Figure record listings
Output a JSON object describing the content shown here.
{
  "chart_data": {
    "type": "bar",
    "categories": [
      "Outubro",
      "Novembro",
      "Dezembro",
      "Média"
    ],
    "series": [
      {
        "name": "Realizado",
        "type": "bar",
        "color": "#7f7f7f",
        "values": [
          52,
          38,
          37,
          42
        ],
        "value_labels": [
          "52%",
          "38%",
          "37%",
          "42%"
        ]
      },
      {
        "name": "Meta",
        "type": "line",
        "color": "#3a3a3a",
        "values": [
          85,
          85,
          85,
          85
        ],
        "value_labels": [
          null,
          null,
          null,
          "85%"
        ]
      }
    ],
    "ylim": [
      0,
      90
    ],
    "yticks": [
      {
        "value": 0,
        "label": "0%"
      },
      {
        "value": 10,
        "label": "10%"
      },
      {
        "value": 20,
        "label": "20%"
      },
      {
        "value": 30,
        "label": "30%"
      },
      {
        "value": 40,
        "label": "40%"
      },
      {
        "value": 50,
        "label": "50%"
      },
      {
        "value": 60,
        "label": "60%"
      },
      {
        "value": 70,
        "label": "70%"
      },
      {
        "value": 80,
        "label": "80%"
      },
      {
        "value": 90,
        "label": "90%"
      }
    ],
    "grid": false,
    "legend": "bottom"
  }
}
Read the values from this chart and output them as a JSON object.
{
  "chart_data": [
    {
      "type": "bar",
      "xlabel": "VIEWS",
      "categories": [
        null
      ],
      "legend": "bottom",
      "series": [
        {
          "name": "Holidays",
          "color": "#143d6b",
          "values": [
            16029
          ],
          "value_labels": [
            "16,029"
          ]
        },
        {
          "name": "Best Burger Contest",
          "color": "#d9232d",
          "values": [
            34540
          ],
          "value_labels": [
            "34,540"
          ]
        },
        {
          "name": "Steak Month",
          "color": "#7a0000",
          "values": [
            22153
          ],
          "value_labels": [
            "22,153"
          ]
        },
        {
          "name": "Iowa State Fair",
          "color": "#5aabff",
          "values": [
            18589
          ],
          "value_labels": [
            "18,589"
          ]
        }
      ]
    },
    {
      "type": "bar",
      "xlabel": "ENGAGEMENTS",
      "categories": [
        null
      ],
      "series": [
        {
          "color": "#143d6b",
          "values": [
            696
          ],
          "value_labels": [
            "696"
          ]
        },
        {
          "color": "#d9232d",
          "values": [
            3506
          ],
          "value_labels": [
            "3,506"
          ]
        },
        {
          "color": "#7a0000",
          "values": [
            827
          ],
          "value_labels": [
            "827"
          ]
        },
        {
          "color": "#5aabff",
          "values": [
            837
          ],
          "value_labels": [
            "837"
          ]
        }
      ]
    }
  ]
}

STATED TASK: Identify the lines in the entries that hold "name" and return each one.

SOLVED PROBLEM:
        "name": "Realizado",
        "name": "Meta",
          "name": "Holidays",
          "name": "Best Burger Contest",
          "name": "Steak Month",
          "name": "Iowa State Fair",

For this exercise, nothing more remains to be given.